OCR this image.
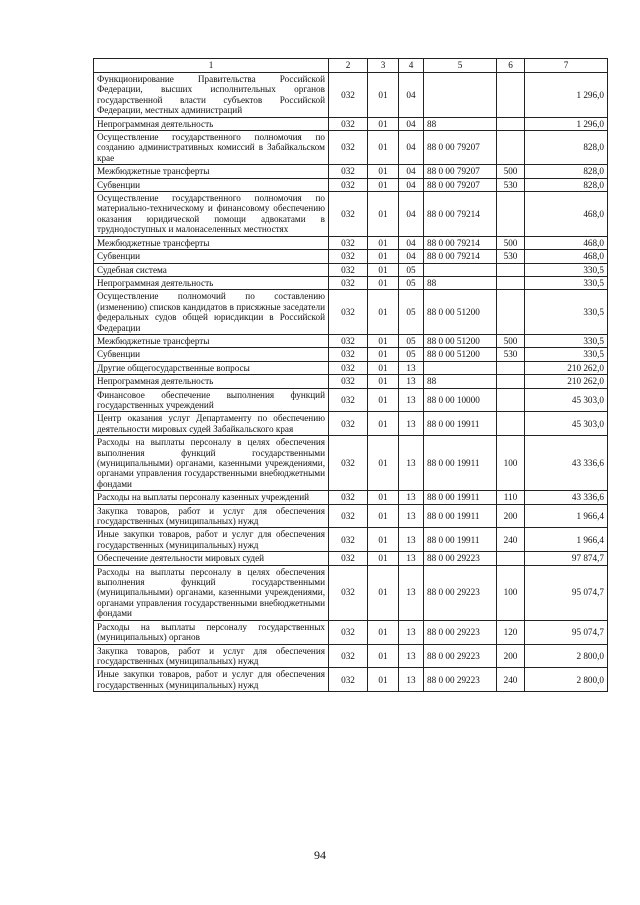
1	2	3	4	5	6	7
Функционирование Правительства Российской Федерации, высших исполнительных органов государственной власти субъектов Российской Федерации, местных администраций	032	01	04			1 296,0
Непрограммная деятельность	032	01	04	88		1 296,0
Осуществление государственного полномочия по созданию административных комиссий в Забайкальском крае	032	01	04	88 0 00 79207		828,0
Межбюджетные трансферты	032	01	04	88 0 00 79207	500	828,0
Субвенции	032	01	04	88 0 00 79207	530	828,0
Осуществление государственного полномочия по материально-техническому и финансовому обеспечению оказания юридической помощи адвокатами в труднодоступных и малонаселенных местностях	032	01	04	88 0 00 79214		468,0
Межбюджетные трансферты	032	01	04	88 0 00 79214	500	468,0
Субвенции	032	01	04	88 0 00 79214	530	468,0
Судебная система	032	01	05			330,5
Непрограммная деятельность	032	01	05	88		330,5
Осуществление полномочий по составлению (изменению) списков кандидатов в присяжные заседатели федеральных судов общей юрисдикции в Российской Федерации	032	01	05	88 0 00 51200		330,5
Межбюджетные трансферты	032	01	05	88 0 00 51200	500	330,5
Субвенции	032	01	05	88 0 00 51200	530	330,5
Другие общегосударственные вопросы	032	01	13			210 262,0
Непрограммная деятельность	032	01	13	88		210 262,0
Финансовое обеспечение выполнения функций государственных учреждений	032	01	13	88 0 00 10000		45 303,0
Центр оказания услуг Департаменту по обеспечению деятельности мировых судей Забайкальского края	032	01	13	88 0 00 19911		45 303,0
Расходы на выплаты персоналу в целях обеспечения выполнения функций государственными (муниципальными) органами, казенными учреждениями, органами управления государственными внебюджетными фондами	032	01	13	88 0 00 19911	100	43 336,6
Расходы на выплаты персоналу казенных учреждений	032	01	13	88 0 00 19911	110	43 336,6
Закупка товаров, работ и услуг для обеспечения государственных (муниципальных) нужд	032	01	13	88 0 00 19911	200	1 966,4
Иные закупки товаров, работ и услуг для обеспечения государственных (муниципальных) нужд	032	01	13	88 0 00 19911	240	1 966,4
Обеспечение деятельности мировых судей	032	01	13	88 0 00 29223		97 874,7
Расходы на выплаты персоналу в целях обеспечения выполнения функций государственными (муниципальными) органами, казенными учреждениями, органами управления государственными внебюджетными фондами	032	01	13	88 0 00 29223	100	95 074,7
Расходы на выплаты персоналу государственных (муниципальных) органов	032	01	13	88 0 00 29223	120	95 074,7
Закупка товаров, работ и услуг для обеспечения государственных (муниципальных) нужд	032	01	13	88 0 00 29223	200	2 800,0
Иные закупки товаров, работ и услуг для обеспечения государственных (муниципальных) нужд	032	01	13	88 0 00 29223	240	2 800,0
94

==========

Reproduce every record word for word. The copy must contain no pictures.

Output for this exercise:
OCR this image.
1	2	3	4	5	6	7
Функционирование Правительства Российской Федерации, высших исполнительных органов государственной власти субъектов Российской Федерации, местных администраций	032	01	04			1 296,0
Непрограммная деятельность	032	01	04	88		1 296,0
Осуществление государственного полномочия по созданию административных комиссий в Забайкальском крае	032	01	04	88 0 00 79207		828,0
Межбюджетные трансферты	032	01	04	88 0 00 79207	500	828,0
Субвенции	032	01	04	88 0 00 79207	530	828,0
Осуществление государственного полномочия по материально-техническому и финансовому обеспечению оказания юридической помощи адвокатами в труднодоступных и малонаселенных местностях	032	01	04	88 0 00 79214		468,0
Межбюджетные трансферты	032	01	04	88 0 00 79214	500	468,0
Субвенции	032	01	04	88 0 00 79214	530	468,0
Судебная система	032	01	05			330,5
Непрограммная деятельность	032	01	05	88		330,5
Осуществление полномочий по составлению (изменению) списков кандидатов в присяжные заседатели федеральных судов общей юрисдикции в Российской Федерации	032	01	05	88 0 00 51200		330,5
Межбюджетные трансферты	032	01	05	88 0 00 51200	500	330,5
Субвенции	032	01	05	88 0 00 51200	530	330,5
Другие общегосударственные вопросы	032	01	13			210 262,0
Непрограммная деятельность	032	01	13	88		210 262,0
Финансовое обеспечение выполнения функций государственных учреждений	032	01	13	88 0 00 10000		45 303,0
Центр оказания услуг Департаменту по обеспечению деятельности мировых судей Забайкальского края	032	01	13	88 0 00 19911		45 303,0
Расходы на выплаты персоналу в целях обеспечения выполнения функций государственными (муниципальными) органами, казенными учреждениями, органами управления государственными внебюджетными фондами	032	01	13	88 0 00 19911	100	43 336,6
Расходы на выплаты персоналу казенных учреждений	032	01	13	88 0 00 19911	110	43 336,6
Закупка товаров, работ и услуг для обеспечения государственных (муниципальных) нужд	032	01	13	88 0 00 19911	200	1 966,4
Иные закупки товаров, работ и услуг для обеспечения государственных (муниципальных) нужд	032	01	13	88 0 00 19911	240	1 966,4
Обеспечение деятельности мировых судей	032	01	13	88 0 00 29223		97 874,7
Расходы на выплаты персоналу в целях обеспечения выполнения функций государственными (муниципальными) органами, казенными учреждениями, органами управления государственными внебюджетными фондами	032	01	13	88 0 00 29223	100	95 074,7
Расходы на выплаты персоналу государственных (муниципальных) органов	032	01	13	88 0 00 29223	120	95 074,7
Закупка товаров, работ и услуг для обеспечения государственных (муниципальных) нужд	032	01	13	88 0 00 29223	200	2 800,0
Иные закупки товаров, работ и услуг для обеспечения государственных (муниципальных) нужд	032	01	13	88 0 00 29223	240	2 800,0
94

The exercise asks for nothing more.